***** DATA RECORDS

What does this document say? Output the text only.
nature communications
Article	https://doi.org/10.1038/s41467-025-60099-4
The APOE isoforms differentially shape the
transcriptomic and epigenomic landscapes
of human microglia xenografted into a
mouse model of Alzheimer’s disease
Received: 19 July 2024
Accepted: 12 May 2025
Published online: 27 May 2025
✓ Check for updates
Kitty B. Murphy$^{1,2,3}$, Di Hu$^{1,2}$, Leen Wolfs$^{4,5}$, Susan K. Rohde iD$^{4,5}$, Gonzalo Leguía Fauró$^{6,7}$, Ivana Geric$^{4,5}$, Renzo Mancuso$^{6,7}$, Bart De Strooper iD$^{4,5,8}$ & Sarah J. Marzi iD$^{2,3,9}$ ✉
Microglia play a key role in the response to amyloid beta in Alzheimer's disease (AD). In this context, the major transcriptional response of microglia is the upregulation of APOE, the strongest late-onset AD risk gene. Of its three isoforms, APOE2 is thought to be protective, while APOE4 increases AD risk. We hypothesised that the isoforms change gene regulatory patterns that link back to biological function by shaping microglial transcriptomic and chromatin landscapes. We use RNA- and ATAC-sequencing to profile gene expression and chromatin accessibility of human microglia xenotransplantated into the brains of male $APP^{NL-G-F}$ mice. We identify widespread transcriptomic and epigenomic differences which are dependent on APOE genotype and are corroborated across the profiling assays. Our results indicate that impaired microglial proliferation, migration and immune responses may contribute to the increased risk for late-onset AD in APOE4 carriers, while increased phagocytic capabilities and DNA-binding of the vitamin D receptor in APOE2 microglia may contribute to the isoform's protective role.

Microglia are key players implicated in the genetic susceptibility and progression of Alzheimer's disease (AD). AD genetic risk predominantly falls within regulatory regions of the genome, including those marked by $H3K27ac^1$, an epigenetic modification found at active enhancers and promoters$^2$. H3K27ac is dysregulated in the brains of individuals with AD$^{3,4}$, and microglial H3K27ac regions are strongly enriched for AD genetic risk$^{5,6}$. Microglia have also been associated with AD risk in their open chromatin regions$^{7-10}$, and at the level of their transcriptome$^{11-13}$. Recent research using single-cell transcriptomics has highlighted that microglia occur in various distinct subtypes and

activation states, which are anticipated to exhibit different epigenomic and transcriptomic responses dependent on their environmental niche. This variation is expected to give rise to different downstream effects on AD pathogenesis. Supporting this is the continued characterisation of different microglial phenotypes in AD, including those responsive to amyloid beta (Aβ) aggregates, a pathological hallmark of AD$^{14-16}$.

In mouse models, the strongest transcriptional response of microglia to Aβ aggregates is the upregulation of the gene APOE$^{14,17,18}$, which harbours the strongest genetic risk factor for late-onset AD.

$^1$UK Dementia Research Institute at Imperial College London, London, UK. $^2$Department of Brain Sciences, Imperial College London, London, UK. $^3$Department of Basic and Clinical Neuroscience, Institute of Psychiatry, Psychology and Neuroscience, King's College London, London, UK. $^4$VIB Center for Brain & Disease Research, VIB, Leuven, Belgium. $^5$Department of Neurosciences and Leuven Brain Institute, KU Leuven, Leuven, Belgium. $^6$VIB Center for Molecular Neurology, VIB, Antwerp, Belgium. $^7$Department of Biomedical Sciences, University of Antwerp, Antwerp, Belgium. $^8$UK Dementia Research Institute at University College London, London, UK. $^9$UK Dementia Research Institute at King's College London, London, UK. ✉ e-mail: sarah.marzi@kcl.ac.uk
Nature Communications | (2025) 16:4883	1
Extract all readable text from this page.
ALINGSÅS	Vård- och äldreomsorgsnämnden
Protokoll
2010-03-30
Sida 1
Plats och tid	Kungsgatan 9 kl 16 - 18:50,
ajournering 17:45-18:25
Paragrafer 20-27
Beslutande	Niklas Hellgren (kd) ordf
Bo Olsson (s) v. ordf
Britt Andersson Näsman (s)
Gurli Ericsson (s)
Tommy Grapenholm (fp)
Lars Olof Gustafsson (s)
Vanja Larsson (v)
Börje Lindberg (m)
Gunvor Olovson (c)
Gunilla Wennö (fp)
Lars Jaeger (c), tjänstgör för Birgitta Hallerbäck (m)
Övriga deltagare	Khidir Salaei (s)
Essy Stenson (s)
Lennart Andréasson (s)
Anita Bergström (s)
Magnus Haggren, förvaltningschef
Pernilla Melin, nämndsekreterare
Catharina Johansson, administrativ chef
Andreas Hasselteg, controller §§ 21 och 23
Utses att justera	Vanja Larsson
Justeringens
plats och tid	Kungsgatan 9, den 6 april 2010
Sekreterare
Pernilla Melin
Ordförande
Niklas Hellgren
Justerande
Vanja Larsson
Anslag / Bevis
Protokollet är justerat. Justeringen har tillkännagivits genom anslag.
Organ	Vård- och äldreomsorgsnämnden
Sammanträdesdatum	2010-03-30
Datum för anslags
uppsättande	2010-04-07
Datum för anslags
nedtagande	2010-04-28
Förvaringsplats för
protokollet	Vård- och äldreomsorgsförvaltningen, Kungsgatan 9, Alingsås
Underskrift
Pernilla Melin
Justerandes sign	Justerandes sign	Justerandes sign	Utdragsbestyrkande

**********

EXERCISE REQUIREMENTS | Each line must be given again exactly as written above.

FINISHED TASK |
What does this document say? Output the text only.
nature communications
Article	https://doi.org/10.1038/s41467-025-60099-4
The APOE isoforms differentially shape the
transcriptomic and epigenomic landscapes
of human microglia xenografted into a
mouse model of Alzheimer’s disease
Received: 19 July 2024
Accepted: 12 May 2025
Published online: 27 May 2025
✓ Check for updates
Kitty B. Murphy$^{1,2,3}$, Di Hu$^{1,2}$, Leen Wolfs$^{4,5}$, Susan K. Rohde iD$^{4,5}$, Gonzalo Leguía Fauró$^{6,7}$, Ivana Geric$^{4,5}$, Renzo Mancuso$^{6,7}$, Bart De Strooper iD$^{4,5,8}$ & Sarah J. Marzi iD$^{2,3,9}$ ✉
Microglia play a key role in the response to amyloid beta in Alzheimer's disease (AD). In this context, the major transcriptional response of microglia is the upregulation of APOE, the strongest late-onset AD risk gene. Of its three isoforms, APOE2 is thought to be protective, while APOE4 increases AD risk. We hypothesised that the isoforms change gene regulatory patterns that link back to biological function by shaping microglial transcriptomic and chromatin landscapes. We use RNA- and ATAC-sequencing to profile gene expression and chromatin accessibility of human microglia xenotransplantated into the brains of male $APP^{NL-G-F}$ mice. We identify widespread transcriptomic and epigenomic differences which are dependent on APOE genotype and are corroborated across the profiling assays. Our results indicate that impaired microglial proliferation, migration and immune responses may contribute to the increased risk for late-onset AD in APOE4 carriers, while increased phagocytic capabilities and DNA-binding of the vitamin D receptor in APOE2 microglia may contribute to the isoform's protective role.

Microglia are key players implicated in the genetic susceptibility and progression of Alzheimer's disease (AD). AD genetic risk predominantly falls within regulatory regions of the genome, including those marked by $H3K27ac^1$, an epigenetic modification found at active enhancers and promoters$^2$. H3K27ac is dysregulated in the brains of individuals with AD$^{3,4}$, and microglial H3K27ac regions are strongly enriched for AD genetic risk$^{5,6}$. Microglia have also been associated with AD risk in their open chromatin regions$^{7-10}$, and at the level of their transcriptome$^{11-13}$. Recent research using single-cell transcriptomics has highlighted that microglia occur in various distinct subtypes and

activation states, which are anticipated to exhibit different epigenomic and transcriptomic responses dependent on their environmental niche. This variation is expected to give rise to different downstream effects on AD pathogenesis. Supporting this is the continued characterisation of different microglial phenotypes in AD, including those responsive to amyloid beta (Aβ) aggregates, a pathological hallmark of AD$^{14-16}$.

In mouse models, the strongest transcriptional response of microglia to Aβ aggregates is the upregulation of the gene APOE$^{14,17,18}$, which harbours the strongest genetic risk factor for late-onset AD.

$^1$UK Dementia Research Institute at Imperial College London, London, UK. $^2$Department of Brain Sciences, Imperial College London, London, UK. $^3$Department of Basic and Clinical Neuroscience, Institute of Psychiatry, Psychology and Neuroscience, King's College London, London, UK. $^4$VIB Center for Brain & Disease Research, VIB, Leuven, Belgium. $^5$Department of Neurosciences and Leuven Brain Institute, KU Leuven, Leuven, Belgium. $^6$VIB Center for Molecular Neurology, VIB, Antwerp, Belgium. $^7$Department of Biomedical Sciences, University of Antwerp, Antwerp, Belgium. $^8$UK Dementia Research Institute at University College London, London, UK. $^9$UK Dementia Research Institute at King's College London, London, UK. ✉ e-mail: sarah.marzi@kcl.ac.uk
Nature Communications | (2025) 16:4883	1
Extract all readable text from this page.
ALINGSÅS	Vård- och äldreomsorgsnämnden
Protokoll
2010-03-30
Sida 1
Plats och tid	Kungsgatan 9 kl 16 - 18:50,
ajournering 17:45-18:25
Paragrafer 20-27
Beslutande	Niklas Hellgren (kd) ordf
Bo Olsson (s) v. ordf
Britt Andersson Näsman (s)
Gurli Ericsson (s)
Tommy Grapenholm (fp)
Lars Olof Gustafsson (s)
Vanja Larsson (v)
Börje Lindberg (m)
Gunvor Olovson (c)
Gunilla Wennö (fp)
Lars Jaeger (c), tjänstgör för Birgitta Hallerbäck (m)
Övriga deltagare	Khidir Salaei (s)
Essy Stenson (s)
Lennart Andréasson (s)
Anita Bergström (s)
Magnus Haggren, förvaltningschef
Pernilla Melin, nämndsekreterare
Catharina Johansson, administrativ chef
Andreas Hasselteg, controller §§ 21 och 23
Utses att justera	Vanja Larsson
Justeringens
plats och tid	Kungsgatan 9, den 6 april 2010
Sekreterare
Pernilla Melin
Ordförande
Niklas Hellgren
Justerande
Vanja Larsson
Anslag / Bevis
Protokollet är justerat. Justeringen har tillkännagivits genom anslag.
Organ	Vård- och äldreomsorgsnämnden
Sammanträdesdatum	2010-03-30
Datum för anslags
uppsättande	2010-04-07
Datum för anslags
nedtagande	2010-04-28
Förvaringsplats för
protokollet	Vård- och äldreomsorgsförvaltningen, Kungsgatan 9, Alingsås
Underskrift
Pernilla Melin
Justerandes sign	Justerandes sign	Justerandes sign	Utdragsbestyrkande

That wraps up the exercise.